(Records about charts and figures)
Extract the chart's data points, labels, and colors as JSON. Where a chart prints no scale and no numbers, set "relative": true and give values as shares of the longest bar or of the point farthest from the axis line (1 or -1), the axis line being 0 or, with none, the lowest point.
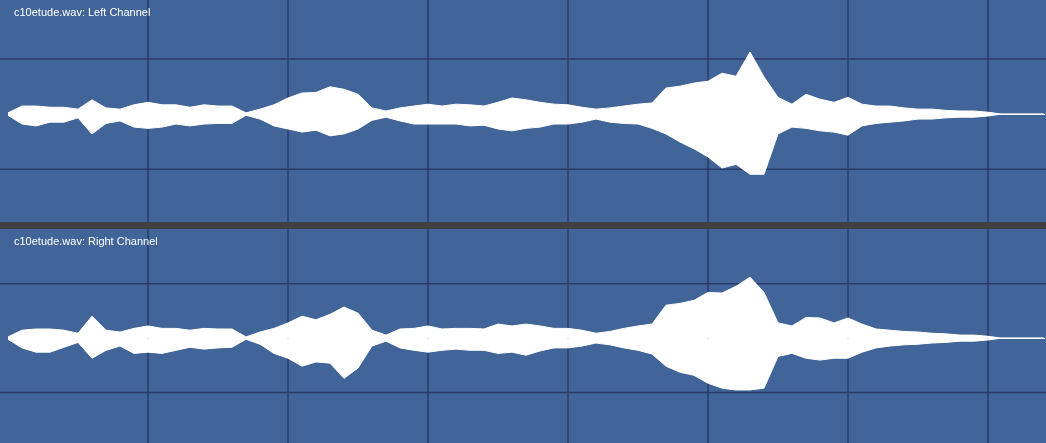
{
  "chart_data": [
    {
      "type": "area",
      "title": "c10etude.wav: Left Channel",
      "relative": true,
      "grid": true,
      "categories": [
        null,
        null,
        null,
        null,
        null,
        null,
        null,
        null,
        null,
        null,
        null,
        null,
        null,
        null,
        null,
        null,
        null,
        null,
        null,
        null,
        null,
        null,
        null,
        null,
        null,
        null,
        null,
        null,
        null,
        null,
        null,
        null,
        null,
        null,
        null,
        null,
        null,
        null,
        null,
        null,
        null,
        null,
        null,
        null,
        null,
        null,
        null,
        null,
        null,
        null,
        null,
        null,
        null,
        null,
        null,
        null,
        null,
        null,
        null,
        null,
        null,
        null,
        null,
        null,
        null,
        null,
        null,
        null,
        null,
        null,
        null,
        null,
        null,
        null,
        null
      ],
      "series": [
        {
          "color": "#ffffff",
          "values": [
            0.02,
            0.13,
            0.13,
            0.11,
            0.11,
            0.08,
            0.23,
            0.1,
            0.08,
            0.15,
            0.19,
            0.15,
            0.15,
            0.11,
            0.15,
            0.13,
            0.13,
            0.02,
            0.08,
            0.15,
            0.26,
            0.34,
            0.35,
            0.44,
            0.4,
            0.32,
            0.1,
            0.05,
            0.1,
            0.13,
            0.16,
            0.13,
            0.16,
            0.15,
            0.13,
            0.19,
            0.26,
            0.23,
            0.19,
            0.16,
            0.15,
            0.11,
            0.08,
            0.1,
            0.13,
            0.16,
            0.18,
            0.42,
            0.45,
            0.5,
            0.53,
            0.66,
            0.61,
            1,
            0.6,
            0.27,
            0.16,
            0.32,
            0.24,
            0.19,
            0.27,
            0.16,
            0.13,
            0.13,
            0.1,
            0.08,
            0.08,
            0.06,
            0.05,
            0.05,
            0.03,
            0,
            0,
            0,
            0
          ]
        },
        {
          "color": "#ffffff",
          "values": [
            -0.02,
            -0.16,
            -0.19,
            -0.13,
            -0.13,
            -0.06,
            -0.32,
            -0.15,
            -0.11,
            -0.21,
            -0.23,
            -0.21,
            -0.16,
            -0.19,
            -0.16,
            -0.15,
            -0.15,
            -0.02,
            -0.08,
            -0.19,
            -0.24,
            -0.29,
            -0.26,
            -0.35,
            -0.32,
            -0.24,
            -0.1,
            -0.05,
            -0.11,
            -0.16,
            -0.16,
            -0.16,
            -0.16,
            -0.19,
            -0.18,
            -0.24,
            -0.27,
            -0.23,
            -0.21,
            -0.16,
            -0.16,
            -0.13,
            -0.08,
            -0.13,
            -0.15,
            -0.16,
            -0.23,
            -0.32,
            -0.45,
            -0.56,
            -0.69,
            -0.87,
            -0.81,
            -0.97,
            -0.97,
            -0.32,
            -0.21,
            -0.23,
            -0.27,
            -0.29,
            -0.34,
            -0.19,
            -0.15,
            -0.13,
            -0.11,
            -0.08,
            -0.08,
            -0.06,
            -0.05,
            -0.05,
            -0.03,
            0,
            0,
            0,
            0
          ]
        }
      ]
    },
    {
      "type": "area",
      "title": "c10etude.wav: Right Channel",
      "relative": true,
      "grid": true,
      "categories": [
        null,
        null,
        null,
        null,
        null,
        null,
        null,
        null,
        null,
        null,
        null,
        null,
        null,
        null,
        null,
        null,
        null,
        null,
        null,
        null,
        null,
        null,
        null,
        null,
        null,
        null,
        null,
        null,
        null,
        null,
        null,
        null,
        null,
        null,
        null,
        null,
        null,
        null,
        null,
        null,
        null,
        null,
        null,
        null,
        null,
        null,
        null,
        null,
        null,
        null,
        null,
        null,
        null,
        null,
        null,
        null,
        null,
        null,
        null,
        null,
        null,
        null,
        null,
        null,
        null,
        null,
        null,
        null,
        null,
        null,
        null,
        null,
        null,
        null,
        null
      ],
      "series": [
        {
          "color": "#ffffff",
          "values": [
            0.02,
            0.13,
            0.15,
            0.15,
            0.13,
            0.08,
            0.36,
            0.13,
            0.1,
            0.16,
            0.2,
            0.16,
            0.16,
            0.13,
            0.16,
            0.15,
            0.15,
            0.02,
            0.1,
            0.16,
            0.25,
            0.36,
            0.3,
            0.39,
            0.51,
            0.41,
            0.13,
            0.05,
            0.15,
            0.16,
            0.2,
            0.15,
            0.16,
            0.16,
            0.15,
            0.23,
            0.2,
            0.23,
            0.2,
            0.16,
            0.16,
            0.13,
            0.08,
            0.11,
            0.16,
            0.2,
            0.23,
            0.54,
            0.57,
            0.62,
            0.75,
            0.74,
            0.85,
            1,
            0.75,
            0.25,
            0.2,
            0.34,
            0.33,
            0.25,
            0.33,
            0.23,
            0.15,
            0.13,
            0.11,
            0.1,
            0.08,
            0.07,
            0.05,
            0.05,
            0.03,
            0,
            0,
            0,
            0
          ]
        },
        {
          "color": "#ffffff",
          "values": [
            -0.02,
            -0.16,
            -0.23,
            -0.23,
            -0.15,
            -0.07,
            -0.33,
            -0.2,
            -0.13,
            -0.25,
            -0.23,
            -0.25,
            -0.2,
            -0.15,
            -0.18,
            -0.16,
            -0.15,
            -0.02,
            -0.1,
            -0.25,
            -0.33,
            -0.46,
            -0.39,
            -0.41,
            -0.66,
            -0.49,
            -0.13,
            -0.05,
            -0.16,
            -0.2,
            -0.23,
            -0.2,
            -0.18,
            -0.2,
            -0.2,
            -0.25,
            -0.23,
            -0.28,
            -0.21,
            -0.16,
            -0.16,
            -0.13,
            -0.08,
            -0.11,
            -0.16,
            -0.2,
            -0.26,
            -0.46,
            -0.56,
            -0.61,
            -0.74,
            -0.82,
            -0.85,
            -0.85,
            -0.82,
            -0.3,
            -0.25,
            -0.33,
            -0.36,
            -0.33,
            -0.33,
            -0.23,
            -0.16,
            -0.13,
            -0.11,
            -0.1,
            -0.08,
            -0.07,
            -0.05,
            -0.05,
            -0.03,
            0,
            0,
            0,
            0
          ]
        }
      ]
    }
  ]
}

:: What needs to be done ::
Reproduce every line above as written, skipping pictures.

:: Solution for this task ::
Extract the chart's data points, labels, and colors as JSON. Where a chart prints no scale and no numbers, set "relative": true and give values as shares of the longest bar or of the point farthest from the axis line (1 or -1), the axis line being 0 or, with none, the lowest point.
{
  "chart_data": [
    {
      "type": "area",
      "title": "c10etude.wav: Left Channel",
      "relative": true,
      "grid": true,
      "categories": [
        null,
        null,
        null,
        null,
        null,
        null,
        null,
        null,
        null,
        null,
        null,
        null,
        null,
        null,
        null,
        null,
        null,
        null,
        null,
        null,
        null,
        null,
        null,
        null,
        null,
        null,
        null,
        null,
        null,
        null,
        null,
        null,
        null,
        null,
        null,
        null,
        null,
        null,
        null,
        null,
        null,
        null,
        null,
        null,
        null,
        null,
        null,
        null,
        null,
        null,
        null,
        null,
        null,
        null,
        null,
        null,
        null,
        null,
        null,
        null,
        null,
        null,
        null,
        null,
        null,
        null,
        null,
        null,
        null,
        null,
        null,
        null,
        null,
        null,
        null
      ],
      "series": [
        {
          "color": "#ffffff",
          "values": [
            0.02,
            0.13,
            0.13,
            0.11,
            0.11,
            0.08,
            0.23,
            0.1,
            0.08,
            0.15,
            0.19,
            0.15,
            0.15,
            0.11,
            0.15,
            0.13,
            0.13,
            0.02,
            0.08,
            0.15,
            0.26,
            0.34,
            0.35,
            0.44,
            0.4,
            0.32,
            0.1,
            0.05,
            0.1,
            0.13,
            0.16,
            0.13,
            0.16,
            0.15,
            0.13,
            0.19,
            0.26,
            0.23,
            0.19,
            0.16,
            0.15,
            0.11,
            0.08,
            0.1,
            0.13,
            0.16,
            0.18,
            0.42,
            0.45,
            0.5,
            0.53,
            0.66,
            0.61,
            1,
            0.6,
            0.27,
            0.16,
            0.32,
            0.24,
            0.19,
            0.27,
            0.16,
            0.13,
            0.13,
            0.1,
            0.08,
            0.08,
            0.06,
            0.05,
            0.05,
            0.03,
            0,
            0,
            0,
            0
          ]
        },
        {
          "color": "#ffffff",
          "values": [
            -0.02,
            -0.16,
            -0.19,
            -0.13,
            -0.13,
            -0.06,
            -0.32,
            -0.15,
            -0.11,
            -0.21,
            -0.23,
            -0.21,
            -0.16,
            -0.19,
            -0.16,
            -0.15,
            -0.15,
            -0.02,
            -0.08,
            -0.19,
            -0.24,
            -0.29,
            -0.26,
            -0.35,
            -0.32,
            -0.24,
            -0.1,
            -0.05,
            -0.11,
            -0.16,
            -0.16,
            -0.16,
            -0.16,
            -0.19,
            -0.18,
            -0.24,
            -0.27,
            -0.23,
            -0.21,
            -0.16,
            -0.16,
            -0.13,
            -0.08,
            -0.13,
            -0.15,
            -0.16,
            -0.23,
            -0.32,
            -0.45,
            -0.56,
            -0.69,
            -0.87,
            -0.81,
            -0.97,
            -0.97,
            -0.32,
            -0.21,
            -0.23,
            -0.27,
            -0.29,
            -0.34,
            -0.19,
            -0.15,
            -0.13,
            -0.11,
            -0.08,
            -0.08,
            -0.06,
            -0.05,
            -0.05,
            -0.03,
            0,
            0,
            0,
            0
          ]
        }
      ]
    },
    {
      "type": "area",
      "title": "c10etude.wav: Right Channel",
      "relative": true,
      "grid": true,
      "categories": [
        null,
        null,
        null,
        null,
        null,
        null,
        null,
        null,
        null,
        null,
        null,
        null,
        null,
        null,
        null,
        null,
        null,
        null,
        null,
        null,
        null,
        null,
        null,
        null,
        null,
        null,
        null,
        null,
        null,
        null,
        null,
        null,
        null,
        null,
        null,
        null,
        null,
        null,
        null,
        null,
        null,
        null,
        null,
        null,
        null,
        null,
        null,
        null,
        null,
        null,
        null,
        null,
        null,
        null,
        null,
        null,
        null,
        null,
        null,
        null,
        null,
        null,
        null,
        null,
        null,
        null,
        null,
        null,
        null,
        null,
        null,
        null,
        null,
        null,
        null
      ],
      "series": [
        {
          "color": "#ffffff",
          "values": [
            0.02,
            0.13,
            0.15,
            0.15,
            0.13,
            0.08,
            0.36,
            0.13,
            0.1,
            0.16,
            0.2,
            0.16,
            0.16,
            0.13,
            0.16,
            0.15,
            0.15,
            0.02,
            0.1,
            0.16,
            0.25,
            0.36,
            0.3,
            0.39,
            0.51,
            0.41,
            0.13,
            0.05,
            0.15,
            0.16,
            0.2,
            0.15,
            0.16,
            0.16,
            0.15,
            0.23,
            0.2,
            0.23,
            0.2,
            0.16,
            0.16,
            0.13,
            0.08,
            0.11,
            0.16,
            0.2,
            0.23,
            0.54,
            0.57,
            0.62,
            0.75,
            0.74,
            0.85,
            1,
            0.75,
            0.25,
            0.2,
            0.34,
            0.33,
            0.25,
            0.33,
            0.23,
            0.15,
            0.13,
            0.11,
            0.1,
            0.08,
            0.07,
            0.05,
            0.05,
            0.03,
            0,
            0,
            0,
            0
          ]
        },
        {
          "color": "#ffffff",
          "values": [
            -0.02,
            -0.16,
            -0.23,
            -0.23,
            -0.15,
            -0.07,
            -0.33,
            -0.2,
            -0.13,
            -0.25,
            -0.23,
            -0.25,
            -0.2,
            -0.15,
            -0.18,
            -0.16,
            -0.15,
            -0.02,
            -0.1,
            -0.25,
            -0.33,
            -0.46,
            -0.39,
            -0.41,
            -0.66,
            -0.49,
            -0.13,
            -0.05,
            -0.16,
            -0.2,
            -0.23,
            -0.2,
            -0.18,
            -0.2,
            -0.2,
            -0.25,
            -0.23,
            -0.28,
            -0.21,
            -0.16,
            -0.16,
            -0.13,
            -0.08,
            -0.11,
            -0.16,
            -0.2,
            -0.26,
            -0.46,
            -0.56,
            -0.61,
            -0.74,
            -0.82,
            -0.85,
            -0.85,
            -0.82,
            -0.3,
            -0.25,
            -0.33,
            -0.36,
            -0.33,
            -0.33,
            -0.23,
            -0.16,
            -0.13,
            -0.11,
            -0.1,
            -0.08,
            -0.07,
            -0.05,
            -0.05,
            -0.03,
            0,
            0,
            0,
            0
          ]
        }
      ]
    }
  ]
}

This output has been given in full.